__AIM OF THE EXERCISE__.
Return only the number of lines that hold "subtracted".

** BEGIN DATASET EXCERPTS **

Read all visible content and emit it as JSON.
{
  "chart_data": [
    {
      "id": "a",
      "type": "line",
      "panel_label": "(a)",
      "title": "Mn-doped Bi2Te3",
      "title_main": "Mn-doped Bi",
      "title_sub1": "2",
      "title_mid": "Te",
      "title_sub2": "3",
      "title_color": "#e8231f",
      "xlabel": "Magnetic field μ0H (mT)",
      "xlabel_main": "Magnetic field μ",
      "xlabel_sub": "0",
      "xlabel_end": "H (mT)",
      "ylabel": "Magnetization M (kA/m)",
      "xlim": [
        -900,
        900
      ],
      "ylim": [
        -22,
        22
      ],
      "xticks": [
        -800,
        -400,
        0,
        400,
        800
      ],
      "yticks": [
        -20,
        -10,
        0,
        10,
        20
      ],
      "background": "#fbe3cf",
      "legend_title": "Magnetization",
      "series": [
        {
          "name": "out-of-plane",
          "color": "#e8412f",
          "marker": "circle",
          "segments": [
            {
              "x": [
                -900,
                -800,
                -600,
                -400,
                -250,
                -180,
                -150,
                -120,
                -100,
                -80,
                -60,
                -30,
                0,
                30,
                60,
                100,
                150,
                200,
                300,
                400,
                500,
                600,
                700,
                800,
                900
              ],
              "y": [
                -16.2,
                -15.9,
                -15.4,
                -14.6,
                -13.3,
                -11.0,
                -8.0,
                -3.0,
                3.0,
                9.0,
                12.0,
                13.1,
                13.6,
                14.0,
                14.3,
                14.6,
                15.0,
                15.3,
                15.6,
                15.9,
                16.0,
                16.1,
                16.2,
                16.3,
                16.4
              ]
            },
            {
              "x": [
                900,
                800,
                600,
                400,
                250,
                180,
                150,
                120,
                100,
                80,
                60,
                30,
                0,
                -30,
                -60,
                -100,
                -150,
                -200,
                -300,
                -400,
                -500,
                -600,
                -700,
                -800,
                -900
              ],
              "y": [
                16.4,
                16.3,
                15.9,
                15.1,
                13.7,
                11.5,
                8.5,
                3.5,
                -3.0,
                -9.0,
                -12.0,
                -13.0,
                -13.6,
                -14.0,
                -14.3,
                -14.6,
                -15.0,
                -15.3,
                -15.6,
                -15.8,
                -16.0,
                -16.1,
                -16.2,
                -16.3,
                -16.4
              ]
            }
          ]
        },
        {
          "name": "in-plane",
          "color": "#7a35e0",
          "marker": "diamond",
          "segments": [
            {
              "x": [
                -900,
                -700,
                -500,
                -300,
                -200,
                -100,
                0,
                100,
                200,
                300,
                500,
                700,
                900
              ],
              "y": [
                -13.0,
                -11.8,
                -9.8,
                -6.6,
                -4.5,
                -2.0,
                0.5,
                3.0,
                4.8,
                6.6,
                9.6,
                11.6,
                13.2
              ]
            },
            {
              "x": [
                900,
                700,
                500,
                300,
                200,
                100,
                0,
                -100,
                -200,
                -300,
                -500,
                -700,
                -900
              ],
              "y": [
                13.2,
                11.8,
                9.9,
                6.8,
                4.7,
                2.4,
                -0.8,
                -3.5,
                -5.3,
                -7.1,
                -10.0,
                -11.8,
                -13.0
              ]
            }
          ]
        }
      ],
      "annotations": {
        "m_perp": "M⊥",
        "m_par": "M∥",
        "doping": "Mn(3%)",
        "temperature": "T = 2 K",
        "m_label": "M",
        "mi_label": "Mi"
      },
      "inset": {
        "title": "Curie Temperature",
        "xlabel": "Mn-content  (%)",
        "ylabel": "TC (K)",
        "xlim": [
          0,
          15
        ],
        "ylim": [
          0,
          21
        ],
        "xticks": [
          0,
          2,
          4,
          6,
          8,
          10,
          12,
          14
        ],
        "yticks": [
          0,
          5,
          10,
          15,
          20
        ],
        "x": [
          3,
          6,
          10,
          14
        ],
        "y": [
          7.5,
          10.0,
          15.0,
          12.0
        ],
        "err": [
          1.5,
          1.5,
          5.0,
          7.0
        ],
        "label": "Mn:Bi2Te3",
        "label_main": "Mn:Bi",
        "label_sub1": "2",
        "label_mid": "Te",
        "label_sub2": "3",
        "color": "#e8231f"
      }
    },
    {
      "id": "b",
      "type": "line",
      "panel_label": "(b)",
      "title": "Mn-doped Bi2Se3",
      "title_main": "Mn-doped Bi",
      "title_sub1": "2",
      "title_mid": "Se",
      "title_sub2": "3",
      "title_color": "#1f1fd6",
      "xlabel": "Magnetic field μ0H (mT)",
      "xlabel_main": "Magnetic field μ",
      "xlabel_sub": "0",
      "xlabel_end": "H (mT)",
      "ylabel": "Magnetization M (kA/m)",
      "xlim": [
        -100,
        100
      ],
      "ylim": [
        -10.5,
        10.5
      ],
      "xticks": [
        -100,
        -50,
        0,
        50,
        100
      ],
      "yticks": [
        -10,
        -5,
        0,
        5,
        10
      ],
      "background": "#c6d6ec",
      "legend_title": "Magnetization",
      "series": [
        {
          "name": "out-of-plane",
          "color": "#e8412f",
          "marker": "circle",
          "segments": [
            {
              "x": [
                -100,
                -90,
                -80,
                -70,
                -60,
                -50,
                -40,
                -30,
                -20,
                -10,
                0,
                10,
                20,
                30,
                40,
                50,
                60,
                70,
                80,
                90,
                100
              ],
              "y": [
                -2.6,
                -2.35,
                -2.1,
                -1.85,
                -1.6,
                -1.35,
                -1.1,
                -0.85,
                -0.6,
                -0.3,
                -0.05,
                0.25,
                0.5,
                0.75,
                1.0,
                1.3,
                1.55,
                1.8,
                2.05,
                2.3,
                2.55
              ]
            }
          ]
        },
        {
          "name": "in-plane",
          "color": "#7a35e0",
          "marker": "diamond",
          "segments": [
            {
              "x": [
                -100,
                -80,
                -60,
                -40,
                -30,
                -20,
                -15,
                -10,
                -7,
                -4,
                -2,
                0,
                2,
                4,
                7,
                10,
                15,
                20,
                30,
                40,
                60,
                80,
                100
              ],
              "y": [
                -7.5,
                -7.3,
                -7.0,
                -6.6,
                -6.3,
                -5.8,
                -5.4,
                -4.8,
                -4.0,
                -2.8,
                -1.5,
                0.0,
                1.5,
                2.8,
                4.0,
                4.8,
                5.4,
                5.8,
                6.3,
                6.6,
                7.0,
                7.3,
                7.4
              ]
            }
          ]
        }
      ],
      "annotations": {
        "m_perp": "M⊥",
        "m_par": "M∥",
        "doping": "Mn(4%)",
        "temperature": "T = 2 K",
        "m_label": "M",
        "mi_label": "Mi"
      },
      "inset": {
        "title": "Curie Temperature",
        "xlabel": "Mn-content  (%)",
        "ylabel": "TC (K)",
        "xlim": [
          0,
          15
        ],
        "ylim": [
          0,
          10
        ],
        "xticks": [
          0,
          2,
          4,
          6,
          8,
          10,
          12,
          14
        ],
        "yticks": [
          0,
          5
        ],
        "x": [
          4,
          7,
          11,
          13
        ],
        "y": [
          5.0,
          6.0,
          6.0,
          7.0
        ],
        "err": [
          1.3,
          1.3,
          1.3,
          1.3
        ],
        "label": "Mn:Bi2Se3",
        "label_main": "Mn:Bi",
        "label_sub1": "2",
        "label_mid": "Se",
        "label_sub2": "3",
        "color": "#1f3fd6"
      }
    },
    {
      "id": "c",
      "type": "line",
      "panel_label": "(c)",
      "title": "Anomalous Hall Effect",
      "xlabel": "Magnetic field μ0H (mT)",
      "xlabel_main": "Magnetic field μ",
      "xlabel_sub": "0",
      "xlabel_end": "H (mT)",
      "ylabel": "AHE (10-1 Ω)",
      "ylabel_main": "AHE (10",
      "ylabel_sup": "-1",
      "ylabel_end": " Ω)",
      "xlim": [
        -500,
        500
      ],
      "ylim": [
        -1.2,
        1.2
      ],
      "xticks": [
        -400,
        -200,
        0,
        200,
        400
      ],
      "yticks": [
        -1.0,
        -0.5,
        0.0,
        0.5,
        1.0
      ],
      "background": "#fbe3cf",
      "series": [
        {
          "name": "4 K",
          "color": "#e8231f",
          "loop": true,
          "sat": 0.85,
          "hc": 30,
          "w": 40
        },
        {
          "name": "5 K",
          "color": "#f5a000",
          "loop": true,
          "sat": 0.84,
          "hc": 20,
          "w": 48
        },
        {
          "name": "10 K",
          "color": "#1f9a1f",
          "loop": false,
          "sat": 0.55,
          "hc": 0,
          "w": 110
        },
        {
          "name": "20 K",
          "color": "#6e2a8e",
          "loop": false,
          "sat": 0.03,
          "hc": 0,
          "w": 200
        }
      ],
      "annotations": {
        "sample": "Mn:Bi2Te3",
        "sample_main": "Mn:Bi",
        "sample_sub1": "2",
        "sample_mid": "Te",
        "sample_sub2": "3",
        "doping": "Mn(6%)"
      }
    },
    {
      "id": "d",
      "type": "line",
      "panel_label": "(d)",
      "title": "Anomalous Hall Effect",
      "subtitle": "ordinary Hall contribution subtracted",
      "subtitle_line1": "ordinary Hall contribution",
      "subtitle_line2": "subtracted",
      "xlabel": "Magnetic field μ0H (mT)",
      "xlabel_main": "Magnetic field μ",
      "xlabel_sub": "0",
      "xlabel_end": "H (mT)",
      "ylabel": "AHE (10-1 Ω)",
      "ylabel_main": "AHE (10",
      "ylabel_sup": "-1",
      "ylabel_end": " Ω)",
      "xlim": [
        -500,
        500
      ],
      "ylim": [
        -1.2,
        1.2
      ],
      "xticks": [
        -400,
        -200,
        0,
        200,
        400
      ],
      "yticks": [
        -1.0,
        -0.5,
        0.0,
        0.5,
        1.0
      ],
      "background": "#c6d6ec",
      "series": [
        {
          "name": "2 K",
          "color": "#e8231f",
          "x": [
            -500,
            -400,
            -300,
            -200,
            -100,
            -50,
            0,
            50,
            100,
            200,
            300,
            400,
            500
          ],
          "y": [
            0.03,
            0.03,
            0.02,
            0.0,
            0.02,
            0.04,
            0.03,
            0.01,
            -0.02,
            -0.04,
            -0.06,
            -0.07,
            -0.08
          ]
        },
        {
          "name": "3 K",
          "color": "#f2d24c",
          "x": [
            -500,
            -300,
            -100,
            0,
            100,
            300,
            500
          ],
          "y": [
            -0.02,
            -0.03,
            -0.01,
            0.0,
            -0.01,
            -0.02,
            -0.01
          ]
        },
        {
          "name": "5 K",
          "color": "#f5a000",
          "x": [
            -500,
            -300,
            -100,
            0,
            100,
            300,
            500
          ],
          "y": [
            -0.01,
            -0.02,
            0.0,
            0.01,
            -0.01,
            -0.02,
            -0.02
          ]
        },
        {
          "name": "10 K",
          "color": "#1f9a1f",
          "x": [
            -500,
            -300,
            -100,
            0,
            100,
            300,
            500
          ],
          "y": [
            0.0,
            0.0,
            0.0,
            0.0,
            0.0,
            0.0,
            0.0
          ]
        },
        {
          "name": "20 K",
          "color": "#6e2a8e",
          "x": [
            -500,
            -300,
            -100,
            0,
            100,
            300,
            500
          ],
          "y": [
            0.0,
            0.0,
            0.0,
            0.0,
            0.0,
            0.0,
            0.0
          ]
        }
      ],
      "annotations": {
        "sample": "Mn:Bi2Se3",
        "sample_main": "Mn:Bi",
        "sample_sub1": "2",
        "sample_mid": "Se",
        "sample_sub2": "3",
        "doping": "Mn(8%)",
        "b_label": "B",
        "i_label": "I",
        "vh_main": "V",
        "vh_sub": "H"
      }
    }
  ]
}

** END DATASET EXCERPTS **

__ANSWER__.
2